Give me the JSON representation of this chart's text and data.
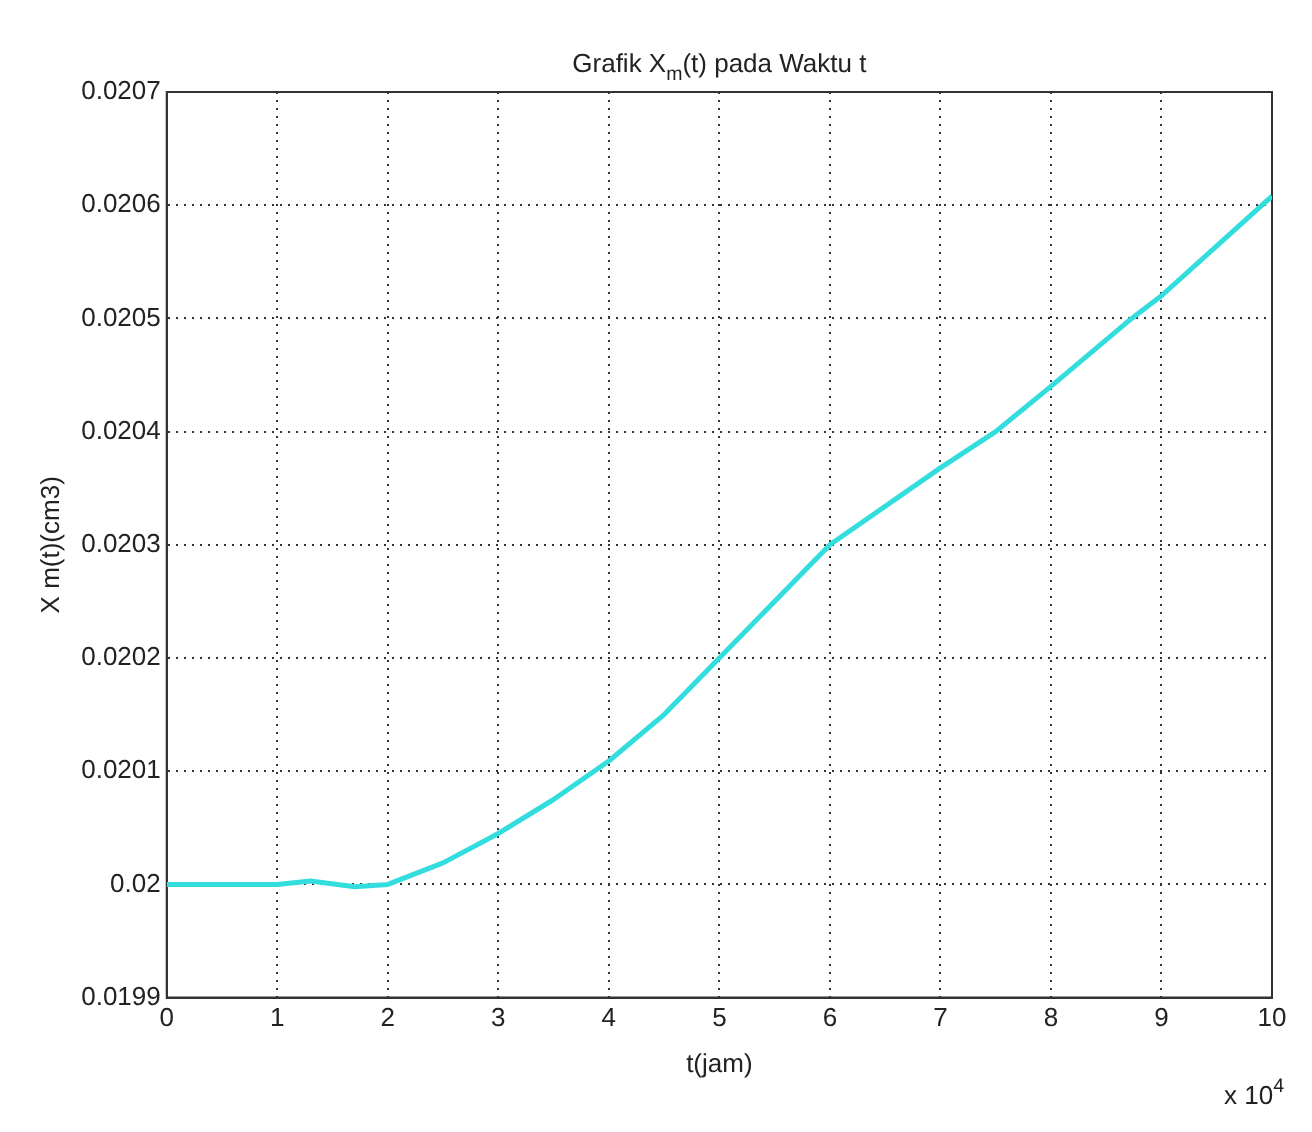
{
  "chart_data": {
    "type": "line",
    "title": "Grafik X$_{m}$(t) pada Waktu t",
    "xlabel": "t(jam)",
    "ylabel": "X m(t)(cm3)",
    "annotations": [
      "x 10$^{4}$"
    ],
    "series": [
      {
        "color": "#33dddd",
        "x": [
          0,
          1,
          1.3,
          1.7,
          2,
          2.5,
          3,
          3.5,
          4,
          4.5,
          5,
          6,
          7,
          7.5,
          8,
          8.73,
          9,
          10
        ],
        "values": [
          0.02,
          0.02,
          0.020003,
          0.019998,
          0.02,
          0.020019,
          0.020045,
          0.020075,
          0.020109,
          0.02015,
          0.0202,
          0.0203,
          0.020368,
          0.0204,
          0.02044,
          0.0205,
          0.02052,
          0.020608
        ]
      }
    ],
    "xlim": [
      0,
      10
    ],
    "ylim": [
      0.0199,
      0.0207
    ],
    "xticks": [
      0,
      1,
      2,
      3,
      4,
      5,
      6,
      7,
      8,
      9,
      10
    ],
    "yticks": [
      0.0199,
      0.02,
      0.0201,
      0.0202,
      0.0203,
      0.0204,
      0.0205,
      0.0206,
      0.0207
    ],
    "grid": true,
    "line_style": "solid",
    "marker": "none",
    "legend": false
  }
}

*TO BE DONE*.
Write out the entries above word for word. Do not include the pictures.

*TASK SOLUTION*.
Give me the JSON representation of this chart's text and data.
{
  "chart_data": {
    "type": "line",
    "title": "Grafik X$_{m}$(t) pada Waktu t",
    "xlabel": "t(jam)",
    "ylabel": "X m(t)(cm3)",
    "annotations": [
      "x 10$^{4}$"
    ],
    "series": [
      {
        "color": "#33dddd",
        "x": [
          0,
          1,
          1.3,
          1.7,
          2,
          2.5,
          3,
          3.5,
          4,
          4.5,
          5,
          6,
          7,
          7.5,
          8,
          8.73,
          9,
          10
        ],
        "values": [
          0.02,
          0.02,
          0.020003,
          0.019998,
          0.02,
          0.020019,
          0.020045,
          0.020075,
          0.020109,
          0.02015,
          0.0202,
          0.0203,
          0.020368,
          0.0204,
          0.02044,
          0.0205,
          0.02052,
          0.020608
        ]
      }
    ],
    "xlim": [
      0,
      10
    ],
    "ylim": [
      0.0199,
      0.0207
    ],
    "xticks": [
      0,
      1,
      2,
      3,
      4,
      5,
      6,
      7,
      8,
      9,
      10
    ],
    "yticks": [
      0.0199,
      0.02,
      0.0201,
      0.0202,
      0.0203,
      0.0204,
      0.0205,
      0.0206,
      0.0207
    ],
    "grid": true,
    "line_style": "solid",
    "marker": "none",
    "legend": false
  }
}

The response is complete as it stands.